Your task:
Reproduce the material exactly, omitting nothing.
--- start of Data supplied ---
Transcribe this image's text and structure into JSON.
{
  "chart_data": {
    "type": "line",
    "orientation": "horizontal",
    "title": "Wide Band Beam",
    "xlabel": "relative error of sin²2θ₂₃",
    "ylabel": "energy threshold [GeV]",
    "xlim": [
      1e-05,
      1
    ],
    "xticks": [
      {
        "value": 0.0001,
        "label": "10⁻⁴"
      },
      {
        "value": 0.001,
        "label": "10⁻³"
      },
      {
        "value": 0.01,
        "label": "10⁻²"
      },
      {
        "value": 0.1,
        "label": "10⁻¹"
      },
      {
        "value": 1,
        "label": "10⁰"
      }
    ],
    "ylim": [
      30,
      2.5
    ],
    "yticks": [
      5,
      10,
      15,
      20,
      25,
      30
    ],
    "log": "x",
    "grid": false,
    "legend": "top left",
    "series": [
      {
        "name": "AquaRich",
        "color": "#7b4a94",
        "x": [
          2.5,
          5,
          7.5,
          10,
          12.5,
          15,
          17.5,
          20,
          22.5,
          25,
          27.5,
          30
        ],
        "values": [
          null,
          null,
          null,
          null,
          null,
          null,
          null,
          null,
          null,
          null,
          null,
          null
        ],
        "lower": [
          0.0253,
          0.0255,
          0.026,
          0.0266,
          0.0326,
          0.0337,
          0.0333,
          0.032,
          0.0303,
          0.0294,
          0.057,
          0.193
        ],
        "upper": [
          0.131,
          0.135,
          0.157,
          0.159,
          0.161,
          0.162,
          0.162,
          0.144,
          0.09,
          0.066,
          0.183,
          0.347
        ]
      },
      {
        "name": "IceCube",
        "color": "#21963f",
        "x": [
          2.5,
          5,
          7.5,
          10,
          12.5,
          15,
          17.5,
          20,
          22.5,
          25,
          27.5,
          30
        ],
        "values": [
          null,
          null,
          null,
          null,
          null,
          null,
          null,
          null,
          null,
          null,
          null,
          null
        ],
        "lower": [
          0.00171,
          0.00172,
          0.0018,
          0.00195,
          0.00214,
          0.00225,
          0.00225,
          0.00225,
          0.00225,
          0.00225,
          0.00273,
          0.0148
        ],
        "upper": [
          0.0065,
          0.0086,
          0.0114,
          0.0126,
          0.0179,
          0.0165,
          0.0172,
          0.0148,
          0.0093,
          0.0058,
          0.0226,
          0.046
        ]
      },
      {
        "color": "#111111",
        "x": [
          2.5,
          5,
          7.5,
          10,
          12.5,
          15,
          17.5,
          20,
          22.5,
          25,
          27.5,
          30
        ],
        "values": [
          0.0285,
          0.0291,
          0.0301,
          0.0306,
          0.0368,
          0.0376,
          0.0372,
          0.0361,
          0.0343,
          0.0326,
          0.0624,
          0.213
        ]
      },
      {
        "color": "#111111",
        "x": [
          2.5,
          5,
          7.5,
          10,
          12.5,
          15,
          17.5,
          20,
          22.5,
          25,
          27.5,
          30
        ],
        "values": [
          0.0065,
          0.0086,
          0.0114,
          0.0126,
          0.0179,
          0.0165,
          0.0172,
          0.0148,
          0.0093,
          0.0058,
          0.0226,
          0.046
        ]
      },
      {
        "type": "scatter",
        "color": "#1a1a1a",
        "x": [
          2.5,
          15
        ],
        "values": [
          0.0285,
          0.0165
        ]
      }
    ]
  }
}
--- end of Data supplied ---
Task answer:
Transcribe this image's text and structure into JSON.
{
  "chart_data": {
    "type": "line",
    "orientation": "horizontal",
    "title": "Wide Band Beam",
    "xlabel": "relative error of sin²2θ₂₃",
    "ylabel": "energy threshold [GeV]",
    "xlim": [
      1e-05,
      1
    ],
    "xticks": [
      {
        "value": 0.0001,
        "label": "10⁻⁴"
      },
      {
        "value": 0.001,
        "label": "10⁻³"
      },
      {
        "value": 0.01,
        "label": "10⁻²"
      },
      {
        "value": 0.1,
        "label": "10⁻¹"
      },
      {
        "value": 1,
        "label": "10⁰"
      }
    ],
    "ylim": [
      30,
      2.5
    ],
    "yticks": [
      5,
      10,
      15,
      20,
      25,
      30
    ],
    "log": "x",
    "grid": false,
    "legend": "top left",
    "series": [
      {
        "name": "AquaRich",
        "color": "#7b4a94",
        "x": [
          2.5,
          5,
          7.5,
          10,
          12.5,
          15,
          17.5,
          20,
          22.5,
          25,
          27.5,
          30
        ],
        "values": [
          null,
          null,
          null,
          null,
          null,
          null,
          null,
          null,
          null,
          null,
          null,
          null
        ],
        "lower": [
          0.0253,
          0.0255,
          0.026,
          0.0266,
          0.0326,
          0.0337,
          0.0333,
          0.032,
          0.0303,
          0.0294,
          0.057,
          0.193
        ],
        "upper": [
          0.131,
          0.135,
          0.157,
          0.159,
          0.161,
          0.162,
          0.162,
          0.144,
          0.09,
          0.066,
          0.183,
          0.347
        ]
      },
      {
        "name": "IceCube",
        "color": "#21963f",
        "x": [
          2.5,
          5,
          7.5,
          10,
          12.5,
          15,
          17.5,
          20,
          22.5,
          25,
          27.5,
          30
        ],
        "values": [
          null,
          null,
          null,
          null,
          null,
          null,
          null,
          null,
          null,
          null,
          null,
          null
        ],
        "lower": [
          0.00171,
          0.00172,
          0.0018,
          0.00195,
          0.00214,
          0.00225,
          0.00225,
          0.00225,
          0.00225,
          0.00225,
          0.00273,
          0.0148
        ],
        "upper": [
          0.0065,
          0.0086,
          0.0114,
          0.0126,
          0.0179,
          0.0165,
          0.0172,
          0.0148,
          0.0093,
          0.0058,
          0.0226,
          0.046
        ]
      },
      {
        "color": "#111111",
        "x": [
          2.5,
          5,
          7.5,
          10,
          12.5,
          15,
          17.5,
          20,
          22.5,
          25,
          27.5,
          30
        ],
        "values": [
          0.0285,
          0.0291,
          0.0301,
          0.0306,
          0.0368,
          0.0376,
          0.0372,
          0.0361,
          0.0343,
          0.0326,
          0.0624,
          0.213
        ]
      },
      {
        "color": "#111111",
        "x": [
          2.5,
          5,
          7.5,
          10,
          12.5,
          15,
          17.5,
          20,
          22.5,
          25,
          27.5,
          30
        ],
        "values": [
          0.0065,
          0.0086,
          0.0114,
          0.0126,
          0.0179,
          0.0165,
          0.0172,
          0.0148,
          0.0093,
          0.0058,
          0.0226,
          0.046
        ]
      },
      {
        "type": "scatter",
        "color": "#1a1a1a",
        "x": [
          2.5,
          15
        ],
        "values": [
          0.0285,
          0.0165
        ]
      }
    ]
  }
}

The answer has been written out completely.